Collection entries
────

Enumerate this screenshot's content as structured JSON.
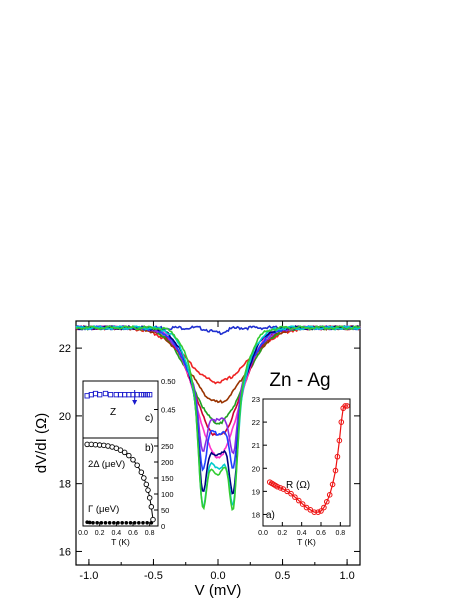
{
  "chart_data": [
    {
      "panel": "main",
      "type": "line",
      "annotation": "Zn - Ag",
      "xlabel": "V (mV)",
      "ylabel": "dV/dI (Ω)",
      "xlim": [
        -1.1,
        1.1
      ],
      "ylim": [
        15.6,
        22.8
      ],
      "xticks": [
        -1.0,
        -0.5,
        0.0,
        0.5,
        1.0
      ],
      "xtick_labels": [
        "-1.0",
        "-0.5",
        "0.0",
        "0.5",
        "1.0"
      ],
      "yticks": [
        16,
        18,
        20,
        22
      ],
      "ytick_labels": [
        "16",
        "18",
        "20",
        "22"
      ],
      "grid": false,
      "series": [
        {
          "color": "#1f2fd0",
          "min": 22.45,
          "dip_halfwidth": 0.08,
          "plateau": 22.6
        },
        {
          "color": "#ee2222",
          "min": 21.0,
          "dip_halfwidth": 0.3,
          "plateau": 22.6
        },
        {
          "color": "#993300",
          "min": 20.4,
          "dip_halfwidth": 0.27,
          "plateau": 22.6
        },
        {
          "color": "#20a020",
          "min": 19.8,
          "dip_halfwidth": 0.25,
          "plateau": 22.6
        },
        {
          "color": "#cc0033",
          "min": 19.4,
          "dip_halfwidth": 0.23,
          "plateau": 22.6
        },
        {
          "color": "#ff33cc",
          "min": 18.8,
          "dip_halfwidth": 0.21,
          "plateau": 22.6
        },
        {
          "color": "#8a2be2",
          "min": 18.4,
          "dip_halfwidth": 0.2,
          "plateau": 22.6
        },
        {
          "color": "#2040ff",
          "min": 17.8,
          "dip_halfwidth": 0.19,
          "plateau": 22.6
        },
        {
          "color": "#000080",
          "min": 16.8,
          "dip_halfwidth": 0.17,
          "plateau": 22.6
        },
        {
          "color": "#00cccc",
          "min": 16.2,
          "dip_halfwidth": 0.16,
          "plateau": 22.6
        },
        {
          "color": "#33cc33",
          "min": 15.95,
          "dip_halfwidth": 0.15,
          "plateau": 22.6
        }
      ]
    },
    {
      "panel": "inset-a",
      "type": "line",
      "panel_label": "a)",
      "series_label": "R (Ω)",
      "xlabel": "T (K)",
      "xlim": [
        0.0,
        0.9
      ],
      "ylim": [
        17.5,
        23.0
      ],
      "xticks": [
        0.0,
        0.2,
        0.4,
        0.6,
        0.8
      ],
      "xtick_labels": [
        "0.0",
        "0.2",
        "0.4",
        "0.6",
        "0.8"
      ],
      "yticks": [
        18,
        19,
        20,
        21,
        22,
        23
      ],
      "ytick_labels": [
        "18",
        "19",
        "20",
        "21",
        "22",
        "23"
      ],
      "series": [
        {
          "color": "#ee1111",
          "x": [
            0.07,
            0.09,
            0.11,
            0.13,
            0.15,
            0.18,
            0.21,
            0.25,
            0.29,
            0.33,
            0.37,
            0.41,
            0.45,
            0.49,
            0.53,
            0.57,
            0.6,
            0.63,
            0.66,
            0.69,
            0.72,
            0.75,
            0.77,
            0.79,
            0.81,
            0.83,
            0.85,
            0.87
          ],
          "y": [
            19.4,
            19.35,
            19.3,
            19.25,
            19.2,
            19.15,
            19.1,
            19.0,
            18.9,
            18.75,
            18.6,
            18.45,
            18.3,
            18.2,
            18.1,
            18.1,
            18.15,
            18.3,
            18.55,
            18.85,
            19.3,
            19.9,
            20.5,
            21.2,
            22.0,
            22.6,
            22.7,
            22.7
          ]
        }
      ]
    },
    {
      "panel": "inset-bc",
      "type": "scatter",
      "xlabel": "T (K)",
      "xlim": [
        0.0,
        0.9
      ],
      "xticks": [
        0.0,
        0.2,
        0.4,
        0.6,
        0.8
      ],
      "xtick_labels": [
        "0.0",
        "0.2",
        "0.4",
        "0.6",
        "0.8"
      ],
      "left_ylim": [
        0,
        275
      ],
      "left_yticks": [
        0,
        50,
        100,
        150,
        200,
        250
      ],
      "left_ytick_labels": [
        "0",
        "50",
        "100",
        "150",
        "200",
        "250"
      ],
      "right_ylim": [
        0.4,
        0.5
      ],
      "right_yticks": [
        0.45,
        0.5
      ],
      "right_ytick_labels": [
        "0.45",
        "0.50"
      ],
      "label_b": "b)",
      "label_c": "c)",
      "series": [
        {
          "name": "2Δ (μeV)",
          "color": "#000000",
          "marker": "open-circle",
          "x": [
            0.05,
            0.1,
            0.15,
            0.2,
            0.25,
            0.3,
            0.35,
            0.4,
            0.45,
            0.5,
            0.55,
            0.6,
            0.65,
            0.7,
            0.73,
            0.76,
            0.78,
            0.8,
            0.82,
            0.84
          ],
          "y": [
            255,
            255,
            254,
            253,
            252,
            250,
            247,
            243,
            237,
            230,
            220,
            207,
            190,
            168,
            150,
            130,
            112,
            88,
            60,
            20
          ]
        },
        {
          "name": "Γ (μeV)",
          "color": "#000000",
          "marker": "filled-circle",
          "x": [
            0.05,
            0.08,
            0.12,
            0.17,
            0.22,
            0.27,
            0.32,
            0.37,
            0.42,
            0.47,
            0.52,
            0.57,
            0.62,
            0.67,
            0.72,
            0.77,
            0.82
          ],
          "y": [
            12,
            11,
            10,
            10,
            10,
            10,
            10,
            10,
            10,
            10,
            10,
            10,
            10,
            10,
            10,
            10,
            10
          ]
        },
        {
          "name": "Z",
          "color": "#1a1acc",
          "marker": "open-square",
          "axis": "right",
          "x": [
            0.05,
            0.1,
            0.15,
            0.2,
            0.27,
            0.33,
            0.4,
            0.45,
            0.5,
            0.55,
            0.6,
            0.65,
            0.7,
            0.73,
            0.77,
            0.8
          ],
          "y": [
            0.474,
            0.476,
            0.478,
            0.476,
            0.478,
            0.476,
            0.476,
            0.476,
            0.476,
            0.476,
            0.476,
            0.476,
            0.476,
            0.476,
            0.476,
            0.476
          ]
        }
      ],
      "arrow_at_x": 0.62
    }
  ]
}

────

TASK GOAL
Find each line holding "circle". Copy it out.

COMPLETE OUTPUT
          "marker": "open-circle",
          "marker": "filled-circle",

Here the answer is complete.